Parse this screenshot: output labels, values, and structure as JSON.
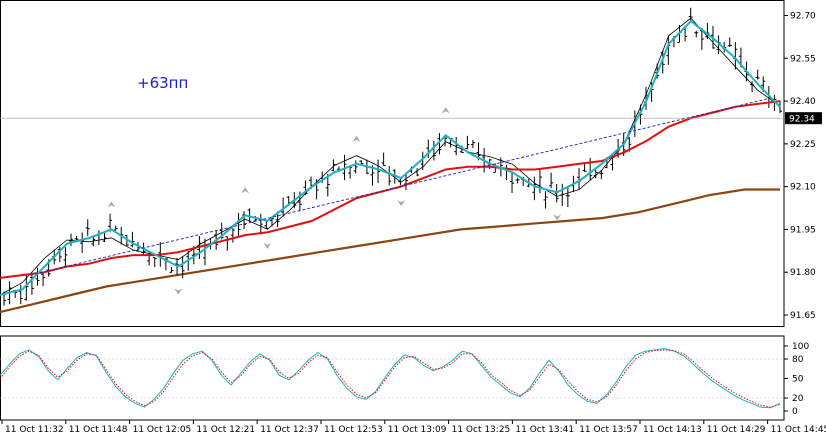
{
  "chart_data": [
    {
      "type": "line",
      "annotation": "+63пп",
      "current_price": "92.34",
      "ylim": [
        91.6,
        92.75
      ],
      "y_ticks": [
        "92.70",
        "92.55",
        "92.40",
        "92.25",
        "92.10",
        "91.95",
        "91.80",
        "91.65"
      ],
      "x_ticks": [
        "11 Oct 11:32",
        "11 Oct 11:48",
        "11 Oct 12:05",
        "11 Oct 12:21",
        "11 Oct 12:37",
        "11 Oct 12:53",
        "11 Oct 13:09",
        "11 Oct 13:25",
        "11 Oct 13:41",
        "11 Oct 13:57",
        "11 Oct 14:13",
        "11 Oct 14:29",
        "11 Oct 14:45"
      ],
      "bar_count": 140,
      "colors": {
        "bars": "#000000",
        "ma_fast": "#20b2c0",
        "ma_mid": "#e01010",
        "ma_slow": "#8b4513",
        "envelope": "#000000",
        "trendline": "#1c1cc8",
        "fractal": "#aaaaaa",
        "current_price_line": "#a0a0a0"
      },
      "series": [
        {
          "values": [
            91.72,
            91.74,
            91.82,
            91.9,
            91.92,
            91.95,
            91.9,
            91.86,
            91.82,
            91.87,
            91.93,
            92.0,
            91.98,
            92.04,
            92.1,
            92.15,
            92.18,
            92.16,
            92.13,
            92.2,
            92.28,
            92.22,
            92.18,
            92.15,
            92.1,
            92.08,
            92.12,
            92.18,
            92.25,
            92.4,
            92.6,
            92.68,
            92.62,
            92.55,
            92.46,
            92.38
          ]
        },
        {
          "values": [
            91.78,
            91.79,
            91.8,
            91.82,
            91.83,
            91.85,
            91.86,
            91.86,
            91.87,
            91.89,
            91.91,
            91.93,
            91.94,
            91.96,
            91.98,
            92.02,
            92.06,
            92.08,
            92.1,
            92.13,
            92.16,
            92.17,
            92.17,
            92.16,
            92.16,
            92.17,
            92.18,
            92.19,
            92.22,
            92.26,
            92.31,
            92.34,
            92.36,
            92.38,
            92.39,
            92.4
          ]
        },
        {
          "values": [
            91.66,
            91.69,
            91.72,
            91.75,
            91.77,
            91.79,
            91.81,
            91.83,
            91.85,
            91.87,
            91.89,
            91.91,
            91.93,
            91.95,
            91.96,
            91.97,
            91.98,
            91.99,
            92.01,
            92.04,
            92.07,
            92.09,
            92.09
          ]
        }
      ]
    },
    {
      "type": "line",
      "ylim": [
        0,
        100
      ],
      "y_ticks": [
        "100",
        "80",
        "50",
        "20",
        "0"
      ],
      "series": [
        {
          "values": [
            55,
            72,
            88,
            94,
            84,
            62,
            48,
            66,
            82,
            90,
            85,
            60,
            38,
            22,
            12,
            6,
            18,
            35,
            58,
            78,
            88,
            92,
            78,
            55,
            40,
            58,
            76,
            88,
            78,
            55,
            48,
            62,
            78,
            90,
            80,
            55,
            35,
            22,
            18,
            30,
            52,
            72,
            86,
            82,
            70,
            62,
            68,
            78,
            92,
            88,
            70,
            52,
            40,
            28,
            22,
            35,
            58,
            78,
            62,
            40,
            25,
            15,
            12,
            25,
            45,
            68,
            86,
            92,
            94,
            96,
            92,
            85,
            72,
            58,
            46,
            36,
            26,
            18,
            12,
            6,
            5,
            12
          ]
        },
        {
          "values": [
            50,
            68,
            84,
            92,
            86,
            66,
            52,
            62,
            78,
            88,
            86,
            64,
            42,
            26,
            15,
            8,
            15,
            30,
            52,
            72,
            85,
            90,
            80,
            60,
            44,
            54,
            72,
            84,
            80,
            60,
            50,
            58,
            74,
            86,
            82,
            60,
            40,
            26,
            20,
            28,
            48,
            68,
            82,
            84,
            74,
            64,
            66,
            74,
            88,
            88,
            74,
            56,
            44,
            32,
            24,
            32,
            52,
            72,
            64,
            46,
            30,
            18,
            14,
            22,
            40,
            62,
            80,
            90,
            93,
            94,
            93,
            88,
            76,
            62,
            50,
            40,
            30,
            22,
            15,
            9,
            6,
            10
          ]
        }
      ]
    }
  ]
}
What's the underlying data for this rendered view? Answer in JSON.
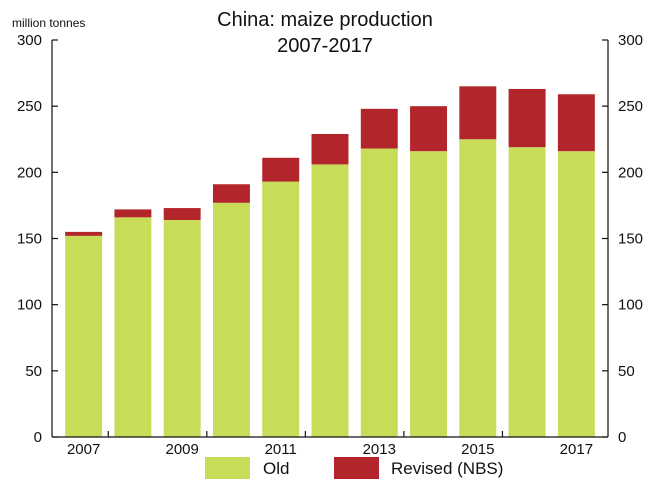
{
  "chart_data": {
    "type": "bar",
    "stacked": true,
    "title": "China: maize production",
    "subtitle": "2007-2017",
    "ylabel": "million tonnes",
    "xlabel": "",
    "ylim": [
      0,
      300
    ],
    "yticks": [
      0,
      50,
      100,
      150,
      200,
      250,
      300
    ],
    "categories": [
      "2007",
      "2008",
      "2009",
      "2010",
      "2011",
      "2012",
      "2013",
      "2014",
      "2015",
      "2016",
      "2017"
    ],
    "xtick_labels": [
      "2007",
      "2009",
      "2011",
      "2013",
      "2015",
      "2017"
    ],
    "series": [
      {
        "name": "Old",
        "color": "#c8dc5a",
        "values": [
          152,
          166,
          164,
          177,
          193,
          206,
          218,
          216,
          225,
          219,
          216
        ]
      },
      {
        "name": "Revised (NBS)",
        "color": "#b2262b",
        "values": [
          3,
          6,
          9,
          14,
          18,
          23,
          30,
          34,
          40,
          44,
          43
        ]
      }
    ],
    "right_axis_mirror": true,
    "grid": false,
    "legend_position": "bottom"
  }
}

━━━━━━━━━━

Restate each entry word for word, leaving out any pictures.

## Response to the task
Parse this screenshot: output labels, values, and structure as JSON.
{
  "chart_data": [
    {
      "type": "line",
      "annotation": "+63пп",
      "current_price": "92.34",
      "ylim": [
        91.6,
        92.75
      ],
      "y_ticks": [
        "92.70",
        "92.55",
        "92.40",
        "92.25",
        "92.10",
        "91.95",
        "91.80",
        "91.65"
      ],
      "x_ticks": [
        "11 Oct 11:32",
        "11 Oct 11:48",
        "11 Oct 12:05",
        "11 Oct 12:21",
        "11 Oct 12:37",
        "11 Oct 12:53",
        "11 Oct 13:09",
        "11 Oct 13:25",
        "11 Oct 13:41",
        "11 Oct 13:57",
        "11 Oct 14:13",
        "11 Oct 14:29",
        "11 Oct 14:45"
      ],
      "bar_count": 140,
      "colors": {
        "bars": "#000000",
        "ma_fast": "#20b2c0",
        "ma_mid": "#e01010",
        "ma_slow": "#8b4513",
        "envelope": "#000000",
        "trendline": "#1c1cc8",
        "fractal": "#aaaaaa",
        "current_price_line": "#a0a0a0"
      },
      "series": [
        {
          "values": [
            91.72,
            91.74,
            91.82,
            91.9,
            91.92,
            91.95,
            91.9,
            91.86,
            91.82,
            91.87,
            91.93,
            92.0,
            91.98,
            92.04,
            92.1,
            92.15,
            92.18,
            92.16,
            92.13,
            92.2,
            92.28,
            92.22,
            92.18,
            92.15,
            92.1,
            92.08,
            92.12,
            92.18,
            92.25,
            92.4,
            92.6,
            92.68,
            92.62,
            92.55,
            92.46,
            92.38
          ]
        },
        {
          "values": [
            91.78,
            91.79,
            91.8,
            91.82,
            91.83,
            91.85,
            91.86,
            91.86,
            91.87,
            91.89,
            91.91,
            91.93,
            91.94,
            91.96,
            91.98,
            92.02,
            92.06,
            92.08,
            92.1,
            92.13,
            92.16,
            92.17,
            92.17,
            92.16,
            92.16,
            92.17,
            92.18,
            92.19,
            92.22,
            92.26,
            92.31,
            92.34,
            92.36,
            92.38,
            92.39,
            92.4
          ]
        },
        {
          "values": [
            91.66,
            91.69,
            91.72,
            91.75,
            91.77,
            91.79,
            91.81,
            91.83,
            91.85,
            91.87,
            91.89,
            91.91,
            91.93,
            91.95,
            91.96,
            91.97,
            91.98,
            91.99,
            92.01,
            92.04,
            92.07,
            92.09,
            92.09
          ]
        }
      ]
    },
    {
      "type": "line",
      "ylim": [
        0,
        100
      ],
      "y_ticks": [
        "100",
        "80",
        "50",
        "20",
        "0"
      ],
      "series": [
        {
          "values": [
            55,
            72,
            88,
            94,
            84,
            62,
            48,
            66,
            82,
            90,
            85,
            60,
            38,
            22,
            12,
            6,
            18,
            35,
            58,
            78,
            88,
            92,
            78,
            55,
            40,
            58,
            76,
            88,
            78,
            55,
            48,
            62,
            78,
            90,
            80,
            55,
            35,
            22,
            18,
            30,
            52,
            72,
            86,
            82,
            70,
            62,
            68,
            78,
            92,
            88,
            70,
            52,
            40,
            28,
            22,
            35,
            58,
            78,
            62,
            40,
            25,
            15,
            12,
            25,
            45,
            68,
            86,
            92,
            94,
            96,
            92,
            85,
            72,
            58,
            46,
            36,
            26,
            18,
            12,
            6,
            5,
            12
          ]
        },
        {
          "values": [
            50,
            68,
            84,
            92,
            86,
            66,
            52,
            62,
            78,
            88,
            86,
            64,
            42,
            26,
            15,
            8,
            15,
            30,
            52,
            72,
            85,
            90,
            80,
            60,
            44,
            54,
            72,
            84,
            80,
            60,
            50,
            58,
            74,
            86,
            82,
            60,
            40,
            26,
            20,
            28,
            48,
            68,
            82,
            84,
            74,
            64,
            66,
            74,
            88,
            88,
            74,
            56,
            44,
            32,
            24,
            32,
            52,
            72,
            64,
            46,
            30,
            18,
            14,
            22,
            40,
            62,
            80,
            90,
            93,
            94,
            93,
            88,
            76,
            62,
            50,
            40,
            30,
            22,
            15,
            9,
            6,
            10
          ]
        }
      ]
    }
  ]
}
What's the underlying data for this rendered view? Answer in JSON.
{
  "chart_data": {
    "type": "bar",
    "stacked": true,
    "title": "China: maize production",
    "subtitle": "2007-2017",
    "ylabel": "million tonnes",
    "xlabel": "",
    "ylim": [
      0,
      300
    ],
    "yticks": [
      0,
      50,
      100,
      150,
      200,
      250,
      300
    ],
    "categories": [
      "2007",
      "2008",
      "2009",
      "2010",
      "2011",
      "2012",
      "2013",
      "2014",
      "2015",
      "2016",
      "2017"
    ],
    "xtick_labels": [
      "2007",
      "2009",
      "2011",
      "2013",
      "2015",
      "2017"
    ],
    "series": [
      {
        "name": "Old",
        "color": "#c8dc5a",
        "values": [
          152,
          166,
          164,
          177,
          193,
          206,
          218,
          216,
          225,
          219,
          216
        ]
      },
      {
        "name": "Revised (NBS)",
        "color": "#b2262b",
        "values": [
          3,
          6,
          9,
          14,
          18,
          23,
          30,
          34,
          40,
          44,
          43
        ]
      }
    ],
    "right_axis_mirror": true,
    "grid": false,
    "legend_position": "bottom"
  }
}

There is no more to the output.